Work to complete | Omit the pictures, then reproduce every remaining record exactly.

Data lines |
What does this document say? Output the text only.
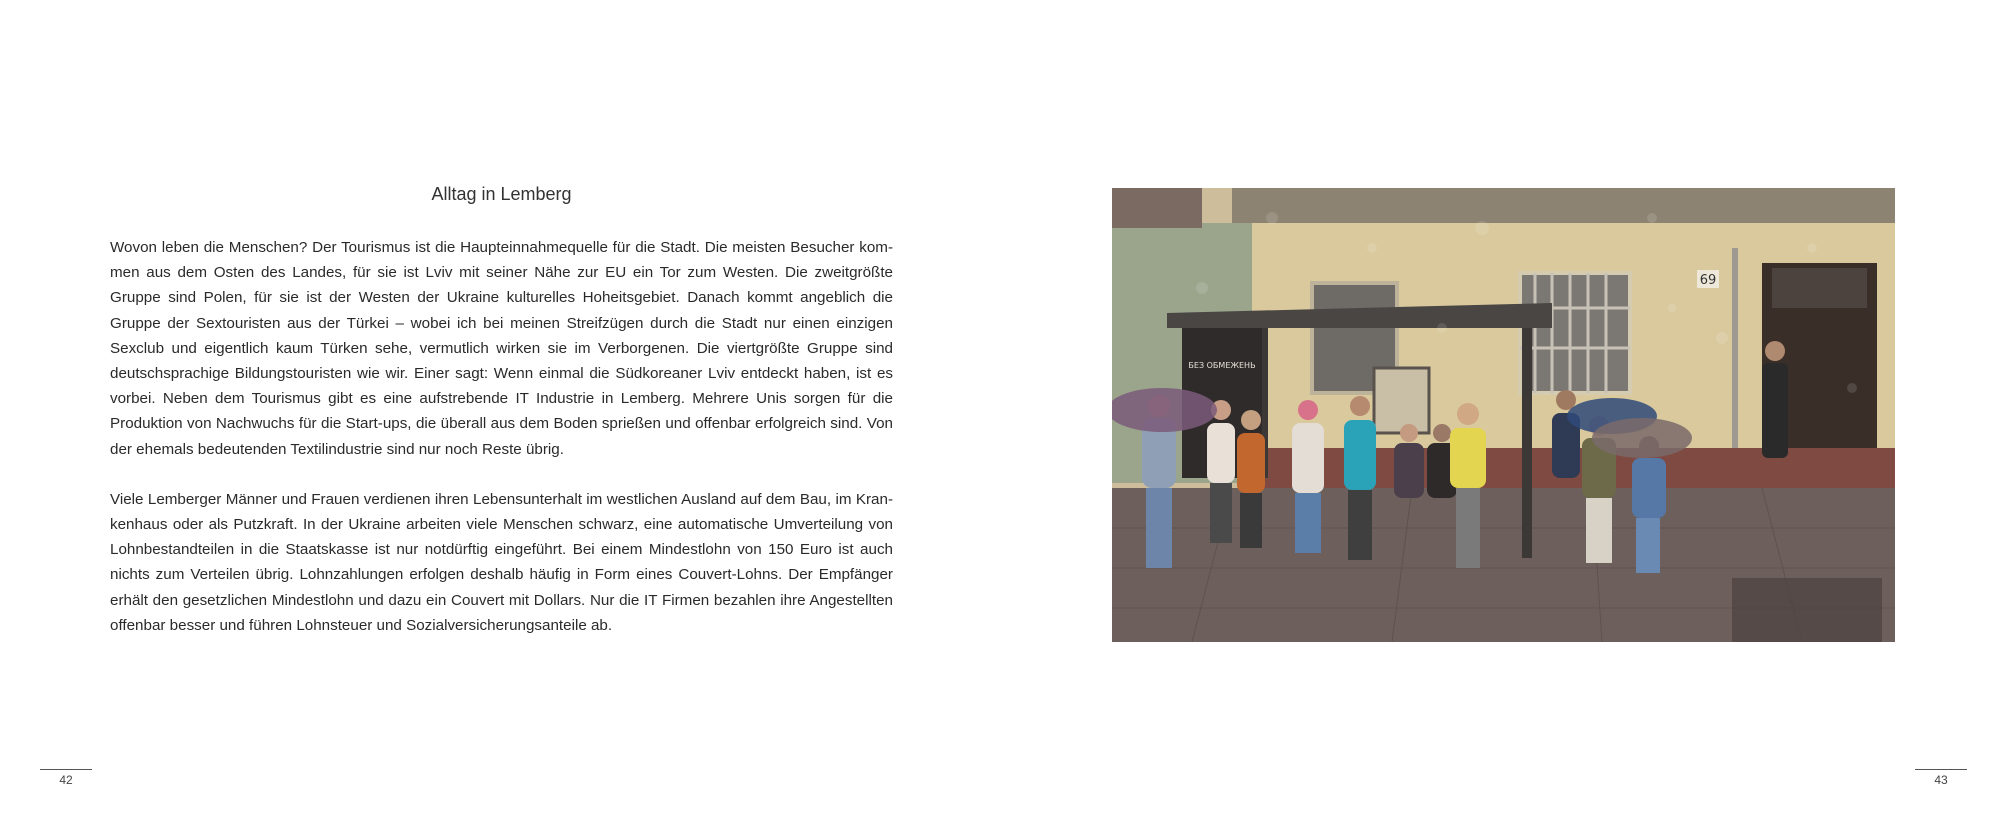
Alltag in Lemberg

Wovon leben die Menschen? Der Tourismus ist die Haupteinnahmequelle für die Stadt. Die meisten Besucher kommen aus dem Osten des Landes, für sie ist Lviv mit seiner Nähe zur EU ein Tor zum Westen. Die zweitgrößte Gruppe sind Polen, für sie ist der Westen der Ukraine kulturelles Hoheitsgebiet. Danach kommt angeblich die Gruppe der Sextouristen aus der Türkei – wobei ich bei meinen Streifzügen durch die Stadt nur einen einzigen Sexclub und eigentlich kaum Türken sehe, vermutlich wirken sie im Verborgenen. Die viertgrößte Gruppe sind deutschsprachige Bildungstouristen wie wir. Einer sagt: Wenn einmal die Südkoreaner Lviv entdeckt haben, ist es vorbei. Neben dem Tourismus gibt es eine aufstrebende IT Industrie in Lemberg. Mehrere Unis sorgen für die Produktion von Nachwuchs für die Start-ups, die überall aus dem Boden sprießen und offenbar erfolgreich sind. Von der ehemals bedeutenden Textilindustrie sind nur noch Reste übrig.

Viele Lemberger Männer und Frauen verdienen ihren Lebensunterhalt im westlichen Ausland auf dem Bau, im Krankenhaus oder als Putzkraft. In der Ukraine arbeiten viele Menschen schwarz, eine automatische Umverteilung von Lohnbestandteilen in die Staatskasse ist nur notdürftig eingeführt. Bei einem Mindestlohn von 150 Euro ist auch nichts zum Verteilen übrig. Lohnzahlungen erfolgen deshalb häufig in Form eines Couvert-Lohns. Der Empfänger erhält den gesetzlichen Mindestlohn und dazu ein Couvert mit Dollars. Nur die IT Firmen bezahlen ihre Angestellten offenbar besser und führen Lohnsteuer und Sozialversicherungsanteile ab.

42
69
БЕЗ ОБМЕЖЕНЬ
43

Output for this exercise |
What does this document say? Output the text only.
Alltag in Lemberg

Wovon leben die Menschen? Der Tourismus ist die Haupteinnahmequelle für die Stadt. Die meisten Besucher kommen aus dem Osten des Landes, für sie ist Lviv mit seiner Nähe zur EU ein Tor zum Westen. Die zweitgrößte Gruppe sind Polen, für sie ist der Westen der Ukraine kulturelles Hoheitsgebiet. Danach kommt angeblich die Gruppe der Sextouristen aus der Türkei – wobei ich bei meinen Streifzügen durch die Stadt nur einen einzigen Sexclub und eigentlich kaum Türken sehe, vermutlich wirken sie im Verborgenen. Die viertgrößte Gruppe sind deutschsprachige Bildungstouristen wie wir. Einer sagt: Wenn einmal die Südkoreaner Lviv entdeckt haben, ist es vorbei. Neben dem Tourismus gibt es eine aufstrebende IT Industrie in Lemberg. Mehrere Unis sorgen für die Produktion von Nachwuchs für die Start-ups, die überall aus dem Boden sprießen und offenbar erfolgreich sind. Von der ehemals bedeutenden Textilindustrie sind nur noch Reste übrig.

Viele Lemberger Männer und Frauen verdienen ihren Lebensunterhalt im westlichen Ausland auf dem Bau, im Krankenhaus oder als Putzkraft. In der Ukraine arbeiten viele Menschen schwarz, eine automatische Umverteilung von Lohnbestandteilen in die Staatskasse ist nur notdürftig eingeführt. Bei einem Mindestlohn von 150 Euro ist auch nichts zum Verteilen übrig. Lohnzahlungen erfolgen deshalb häufig in Form eines Couvert-Lohns. Der Empfänger erhält den gesetzlichen Mindestlohn und dazu ein Couvert mit Dollars. Nur die IT Firmen bezahlen ihre Angestellten offenbar besser und führen Lohnsteuer und Sozialversicherungsanteile ab.

42
69
БЕЗ ОБМЕЖЕНЬ
43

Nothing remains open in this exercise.